Source document -
============================================================

Three-Sixty Pacific
- Type: Corporation
- Industry: video game industry
- Founded: 1987; 39 years ago in Campbell, California, United States
- Defunct: 1996
- Fate: Parent company, IntraCorp. dissolution
- Headquarters: 2105 South Bascom Avenue, Suite 290, Campbell, CA 95008, California
- Key people: Tom Frisina, CEO
- Products: Video games
- Parent: IntraCorp (1994 - 1996 r)

= Three-Sixty Pacific =

American video game publisher and developer

Three-Sixty Pacific was an American video game publisher and developer. Founded in the late 1980s by avid wargamers and military history enthusiasts, they were acquired by IntraCorp Entertainment Inc. in 1994.

== Games ==
They have developed the most popular naval game ever (according to MobyGames) called Harpoon (1989) (a game based on Larry Bond's tabletop wargame that was inducted into Computer Gaming 150 Best Games of All Time and is still regarded today as the best naval simulation ever produced), Harpoon 2 (1992), and Harpoon 3. They also made the popular Theatre of War (1992), which is considered one of the first multiplayer RTS games.

They developed a World War II naval strategy game called Victory at Sea (1993) which was a Mac (only?) computer game.

They published the game Dark Castle in 1987 and Armor Alley in 1990, both for the Macintosh computer.

Other games published: Thud Ridge: American Aces In 'Nam (1987/88), Das Boot (1992), Blue Max: Aces of the Great War (1990/91), Beyond Dark Castle (1989), High Command: Europe 1939-1945 (1992), Megafortress (1992), Patriot (1993), Sands of Fire (1990).

Their last projects were the V for Victory series (Gold-Juno-Sword (1992), Market-Garden (1993), D-Day Utah Beach (1991) and Velikiye Luki (1993)) and are Theatre of War 2. They also produced the game variant of the popular novel Das Boot. All the covers for Megafortress, Das Boot, and V for Victory titles featured cover art by illustrator Marc Ericksen.

Three-Sixty faced financial difficulties in late 1993. Computer Gaming World in February 1994 reported that Broderbund had agreed to become the company's distributor, and had advanced funds to complete Harpoon II and Victory at Sea.

==Reception==
High Command was a runner-up for Computer Gaming Worlds 1993 "Wargame of the Year" award, which ultimately went to Clash of Steel. The editors wrote of High Command, "A refinement of the previously released game, this strategic tour de force by Gregg Carter and Joey Nonnast offers more hard data than the previous incarnation and a more comprehensive economic model. This is the wargame of choice for those who want a detailed, realistic simulation."

============================================================

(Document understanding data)
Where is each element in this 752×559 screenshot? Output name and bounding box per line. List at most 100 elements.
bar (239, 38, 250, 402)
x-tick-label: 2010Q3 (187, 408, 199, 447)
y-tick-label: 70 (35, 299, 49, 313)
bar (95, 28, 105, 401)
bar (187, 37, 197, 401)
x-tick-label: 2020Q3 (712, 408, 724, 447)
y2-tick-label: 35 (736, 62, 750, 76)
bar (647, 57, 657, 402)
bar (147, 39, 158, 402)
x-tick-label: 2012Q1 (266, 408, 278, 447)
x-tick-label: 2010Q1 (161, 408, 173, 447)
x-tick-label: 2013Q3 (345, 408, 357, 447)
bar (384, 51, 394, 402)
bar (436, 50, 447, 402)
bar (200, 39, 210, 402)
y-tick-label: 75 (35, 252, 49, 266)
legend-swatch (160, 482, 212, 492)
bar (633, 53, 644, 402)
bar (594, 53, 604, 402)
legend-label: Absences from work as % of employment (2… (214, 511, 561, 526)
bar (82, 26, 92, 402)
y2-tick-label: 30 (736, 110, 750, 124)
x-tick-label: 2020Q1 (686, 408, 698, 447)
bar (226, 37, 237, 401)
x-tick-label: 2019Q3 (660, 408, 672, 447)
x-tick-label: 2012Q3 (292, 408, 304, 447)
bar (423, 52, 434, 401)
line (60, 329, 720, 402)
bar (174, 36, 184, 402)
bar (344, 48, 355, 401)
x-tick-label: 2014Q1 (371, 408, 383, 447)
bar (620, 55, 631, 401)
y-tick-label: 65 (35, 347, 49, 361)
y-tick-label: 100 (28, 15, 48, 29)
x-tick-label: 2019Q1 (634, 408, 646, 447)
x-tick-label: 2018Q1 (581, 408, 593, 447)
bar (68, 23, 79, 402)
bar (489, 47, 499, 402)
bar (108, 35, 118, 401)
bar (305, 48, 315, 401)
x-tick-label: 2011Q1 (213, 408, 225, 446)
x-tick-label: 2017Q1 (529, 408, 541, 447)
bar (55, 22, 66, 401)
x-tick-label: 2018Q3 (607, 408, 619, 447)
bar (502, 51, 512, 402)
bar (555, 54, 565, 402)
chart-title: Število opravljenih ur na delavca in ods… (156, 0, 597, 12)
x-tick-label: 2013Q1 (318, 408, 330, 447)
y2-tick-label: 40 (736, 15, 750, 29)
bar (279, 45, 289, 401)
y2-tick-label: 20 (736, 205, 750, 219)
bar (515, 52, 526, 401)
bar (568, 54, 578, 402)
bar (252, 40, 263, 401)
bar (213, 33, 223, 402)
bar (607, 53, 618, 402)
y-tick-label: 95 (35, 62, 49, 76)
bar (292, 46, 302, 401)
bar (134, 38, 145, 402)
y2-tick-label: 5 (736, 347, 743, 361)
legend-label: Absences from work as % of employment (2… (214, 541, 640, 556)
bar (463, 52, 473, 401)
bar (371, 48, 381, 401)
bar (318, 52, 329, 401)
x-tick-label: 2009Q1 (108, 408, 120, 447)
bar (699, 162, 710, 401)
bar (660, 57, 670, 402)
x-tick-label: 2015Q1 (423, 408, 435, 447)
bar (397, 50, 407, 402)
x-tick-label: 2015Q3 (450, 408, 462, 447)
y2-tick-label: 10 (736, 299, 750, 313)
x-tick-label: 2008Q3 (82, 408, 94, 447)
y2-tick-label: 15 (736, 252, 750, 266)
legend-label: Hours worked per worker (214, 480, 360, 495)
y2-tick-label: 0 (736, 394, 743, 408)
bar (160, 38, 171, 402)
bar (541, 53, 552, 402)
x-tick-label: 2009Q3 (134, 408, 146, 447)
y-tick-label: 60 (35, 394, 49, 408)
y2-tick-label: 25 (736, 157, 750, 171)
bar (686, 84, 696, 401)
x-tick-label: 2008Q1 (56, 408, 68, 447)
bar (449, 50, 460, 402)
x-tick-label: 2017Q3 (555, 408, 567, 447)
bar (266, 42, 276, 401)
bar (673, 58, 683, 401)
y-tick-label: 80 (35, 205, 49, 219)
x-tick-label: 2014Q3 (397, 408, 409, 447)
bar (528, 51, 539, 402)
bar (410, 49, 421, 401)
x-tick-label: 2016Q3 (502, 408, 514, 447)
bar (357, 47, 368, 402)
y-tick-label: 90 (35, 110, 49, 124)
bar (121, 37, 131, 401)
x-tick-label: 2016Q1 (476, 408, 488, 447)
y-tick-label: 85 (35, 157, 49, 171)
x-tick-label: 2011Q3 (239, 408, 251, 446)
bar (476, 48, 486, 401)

============================================================

Tasks -
1. Duplicate a passage from the Three-Sixty Pacific article: begin at the words "Their last projects" and stop after "illustrator Marc Ericksen.".
2. According to the Three-Sixty Pacific article, which illustrator did the cover art for the Megafortress, Das Boot, and V for Victory titles?
3. Translate this sentence from the Three-Sixty Pacific article into Spanish: "They published the game Dark Castle in 1987 and Armor Alley in 1990, both for the Macintosh computer."

Task-by-task answers -
1.
Their last projects were the V for Victory series (Gold-Juno-Sword (1992), Market-Garden (1993), D-Day Utah Beach (1991) and Velikiye Luki (1993)) and are Theatre of War 2. They also produced the game variant of the popular novel Das Boot. All the covers for Megafortress, Das Boot, and V for Victory titles featured cover art by illustrator Marc Ericksen.

2. Marc Ericksen

3. Publicaron el juego Dark Castle en 1987 y Armor Alley en 1990, ambos para la computadora Macintosh.